# START OF Recorded data

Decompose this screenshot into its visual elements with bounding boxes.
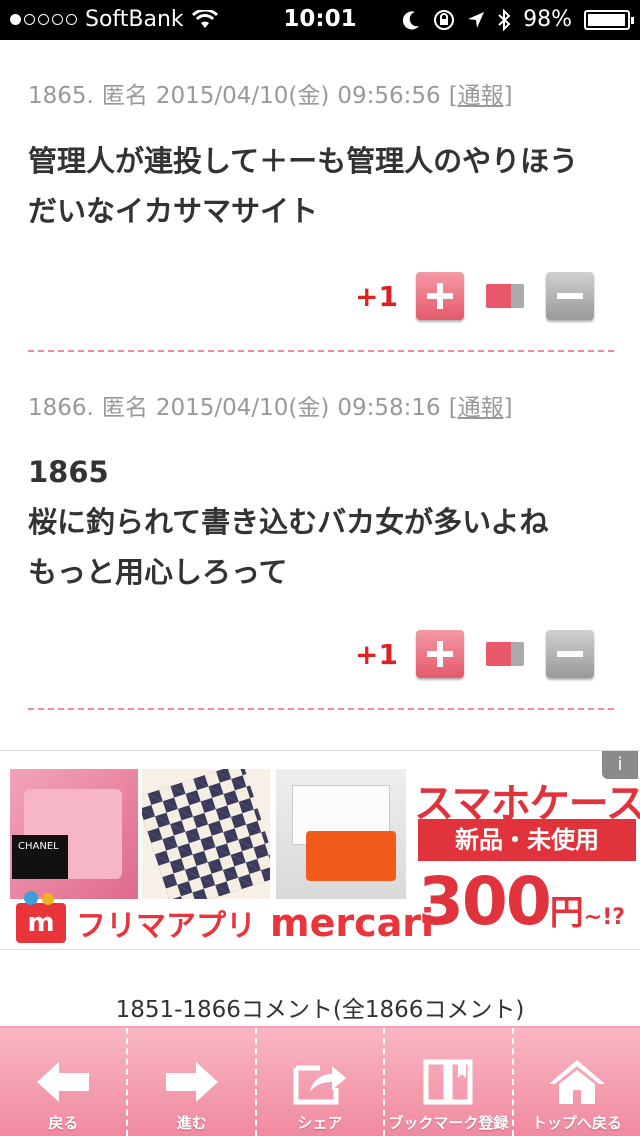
- comment-meta: 1866. 匿名 2015/04/10(金) 09:58:16 [通報]: [28, 388, 513, 422]
- plus-vote-button[interactable]: [416, 630, 464, 678]
- mercari-box-icon: m: [16, 891, 66, 943]
- comment-divider: [28, 708, 614, 710]
- bookmark-book-icon: [423, 1059, 473, 1105]
- bluetooth-icon: [498, 8, 511, 31]
- ad-card-label: CHANEL: [12, 835, 68, 879]
- comment-author: 匿名: [101, 83, 148, 109]
- ad-price-tail: ~!?: [583, 905, 626, 930]
- signal-strength-icon: [10, 14, 77, 25]
- comment-number: 1865.: [28, 83, 94, 109]
- status-left: SoftBank: [10, 7, 218, 32]
- comment-date: 2015/04/10(金): [155, 83, 330, 109]
- nav-label: 進む: [176, 1114, 207, 1132]
- nav-bookmark[interactable]: ブックマーク登録: [385, 1028, 514, 1136]
- location-arrow-icon: [468, 11, 485, 28]
- battery-percent: 98%: [523, 7, 572, 32]
- comment-author: 匿名: [101, 395, 148, 421]
- vote-ratio-bar: [486, 284, 524, 308]
- ad-price-unit: 円: [549, 893, 584, 933]
- minus-vote-button[interactable]: [546, 272, 594, 320]
- ad-image-checkered-case: [142, 769, 270, 899]
- ad-banner[interactable]: i CHANEL スマホケース 新品・未使用 300円~!? m フリマアプリ …: [0, 750, 640, 950]
- report-link[interactable]: [通報]: [449, 83, 513, 109]
- rotation-lock-icon: [434, 9, 455, 30]
- wifi-icon: [191, 9, 218, 28]
- plus-vote-button[interactable]: [416, 272, 464, 320]
- mercari-logo: m フリマアプリ mercari: [16, 891, 435, 945]
- nav-forward[interactable]: 進む: [128, 1028, 257, 1136]
- comment-body: 管理人が連投して＋ーも管理人のやりほう だいなイカサマサイト: [28, 144, 579, 228]
- home-icon: [548, 1060, 605, 1104]
- ad-price: 300円~!?: [418, 863, 625, 940]
- ad-image-pink-wallet: CHANEL: [10, 769, 138, 899]
- nav-label: 戻る: [48, 1114, 79, 1132]
- comment-range: 1851-1866コメント(全1866コメント): [115, 997, 525, 1023]
- ad-condition-tag: 新品・未使用: [418, 819, 636, 861]
- minus-vote-button[interactable]: [546, 630, 594, 678]
- vote-controls: +1: [355, 272, 594, 320]
- carrier-name: SoftBank: [85, 7, 184, 32]
- nav-back[interactable]: 戻る: [0, 1028, 129, 1136]
- status-right: 98%: [403, 7, 634, 32]
- vote-controls: +1: [355, 630, 594, 678]
- nav-label: シェア: [297, 1114, 343, 1132]
- share-icon: [293, 1065, 347, 1105]
- ad-price-number: 300: [418, 863, 552, 940]
- nav-top[interactable]: トップへ戻る: [514, 1028, 640, 1136]
- ad-image-orange-wallet: [276, 769, 406, 899]
- nav-label: ブックマーク登録: [388, 1114, 509, 1132]
- comment-meta: 1865. 匿名 2015/04/10(金) 09:56:56 [通報]: [28, 76, 513, 110]
- vote-score: +1: [355, 279, 398, 313]
- back-arrow-icon: [37, 1062, 90, 1102]
- comment-body: 1865 桜に釣られて書き込むバカ女が多いよね もっと用心しろって: [28, 455, 549, 589]
- status-bar: SoftBank 10:01 98%: [0, 0, 640, 40]
- comment-number: 1866.: [28, 395, 94, 421]
- vote-ratio-bar: [486, 642, 524, 666]
- comment-divider: [28, 350, 614, 352]
- battery-icon: [584, 9, 634, 30]
- logo-text-jp: フリマアプリ: [76, 909, 256, 944]
- report-link[interactable]: [通報]: [449, 395, 513, 421]
- moon-icon: [403, 10, 420, 29]
- nav-share[interactable]: シェア: [257, 1028, 386, 1136]
- vote-score: +1: [355, 637, 398, 671]
- comment-time: 09:58:16: [337, 395, 441, 421]
- nav-label: トップへ戻る: [531, 1114, 622, 1132]
- forward-arrow-icon: [165, 1062, 218, 1102]
- comment-date: 2015/04/10(金): [155, 395, 330, 421]
- logo-text-en: mercari: [270, 901, 435, 945]
- bottom-nav: 戻る 進む シェア ブックマーク登録 トップへ戻る: [0, 1026, 640, 1136]
- comment-time: 09:56:56: [337, 83, 441, 109]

# END OF Recorded data

• [Written instruction]:
Reproduce the rows above with every "interactable" changed to "clickable" and nothing else altered. Leave out the pictures.

• [Correct response]:
Decompose this screenshot into its visual elements with bounding boxes.
- comment-meta: 1866. 匿名 2015/04/10(金) 09:58:16 [通報]: [28, 388, 513, 422]
- plus-vote-button[clickable]: [416, 630, 464, 678]
- mercari-box-icon: m: [16, 891, 66, 943]
- comment-divider: [28, 708, 614, 710]
- bookmark-book-icon: [423, 1059, 473, 1105]
- bluetooth-icon: [498, 8, 511, 31]
- ad-card-label: CHANEL: [12, 835, 68, 879]
- comment-author: 匿名: [101, 83, 148, 109]
- ad-price-tail: ~!?: [583, 905, 626, 930]
- signal-strength-icon: [10, 14, 77, 25]
- comment-number: 1865.: [28, 83, 94, 109]
- status-left: SoftBank: [10, 7, 218, 32]
- comment-date: 2015/04/10(金): [155, 83, 330, 109]
- nav-label: 進む: [176, 1114, 207, 1132]
- nav-bookmark[clickable]: ブックマーク登録: [385, 1028, 514, 1136]
- location-arrow-icon: [468, 11, 485, 28]
- battery-percent: 98%: [523, 7, 572, 32]
- comment-author: 匿名: [101, 395, 148, 421]
- vote-ratio-bar: [486, 284, 524, 308]
- ad-price-unit: 円: [549, 893, 584, 933]
- minus-vote-button[clickable]: [546, 272, 594, 320]
- ad-image-checkered-case: [142, 769, 270, 899]
- ad-banner[clickable]: i CHANEL スマホケース 新品・未使用 300円~!? m フリマアプリ …: [0, 750, 640, 950]
- report-link[clickable]: [通報]: [449, 83, 513, 109]
- rotation-lock-icon: [434, 9, 455, 30]
- wifi-icon: [191, 9, 218, 28]
- plus-vote-button[clickable]: [416, 272, 464, 320]
- mercari-logo: m フリマアプリ mercari: [16, 891, 435, 945]
- nav-forward[clickable]: 進む: [128, 1028, 257, 1136]
- comment-body: 管理人が連投して＋ーも管理人のやりほう だいなイカサマサイト: [28, 144, 579, 228]
- home-icon: [548, 1060, 605, 1104]
- ad-price: 300円~!?: [418, 863, 625, 940]
- ad-image-pink-wallet: CHANEL: [10, 769, 138, 899]
- nav-label: 戻る: [48, 1114, 79, 1132]
- comment-range: 1851-1866コメント(全1866コメント): [115, 997, 525, 1023]
- ad-condition-tag: 新品・未使用: [418, 819, 636, 861]
- minus-vote-button[clickable]: [546, 630, 594, 678]
- vote-controls: +1: [355, 272, 594, 320]
- carrier-name: SoftBank: [85, 7, 184, 32]
- nav-back[clickable]: 戻る: [0, 1028, 129, 1136]
- status-right: 98%: [403, 7, 634, 32]
- vote-controls: +1: [355, 630, 594, 678]
- nav-label: シェア: [297, 1114, 343, 1132]
- share-icon: [293, 1065, 347, 1105]
- ad-price-number: 300: [418, 863, 552, 940]
- nav-top[clickable]: トップへ戻る: [514, 1028, 640, 1136]
- ad-image-orange-wallet: [276, 769, 406, 899]
- nav-label: ブックマーク登録: [388, 1114, 509, 1132]
- comment-meta: 1865. 匿名 2015/04/10(金) 09:56:56 [通報]: [28, 76, 513, 110]
- vote-score: +1: [355, 279, 398, 313]
- back-arrow-icon: [37, 1062, 90, 1102]
- comment-body: 1865 桜に釣られて書き込むバカ女が多いよね もっと用心しろって: [28, 455, 549, 589]
- status-bar: SoftBank 10:01 98%: [0, 0, 640, 40]
- comment-number: 1866.: [28, 395, 94, 421]
- vote-ratio-bar: [486, 642, 524, 666]
- comment-divider: [28, 350, 614, 352]
- battery-icon: [584, 9, 634, 30]
- logo-text-jp: フリマアプリ: [76, 909, 256, 944]
- report-link[clickable]: [通報]: [449, 395, 513, 421]
- moon-icon: [403, 10, 420, 29]
- nav-share[clickable]: シェア: [257, 1028, 386, 1136]
- vote-score: +1: [355, 637, 398, 671]
- comment-time: 09:58:16: [337, 395, 441, 421]
- nav-label: トップへ戻る: [531, 1114, 622, 1132]
- forward-arrow-icon: [165, 1062, 218, 1102]
- comment-date: 2015/04/10(金): [155, 395, 330, 421]
- logo-text-en: mercari: [270, 901, 435, 945]
- bottom-nav: 戻る 進む シェア ブックマーク登録 トップへ戻る: [0, 1026, 640, 1136]
- comment-time: 09:56:56: [337, 83, 441, 109]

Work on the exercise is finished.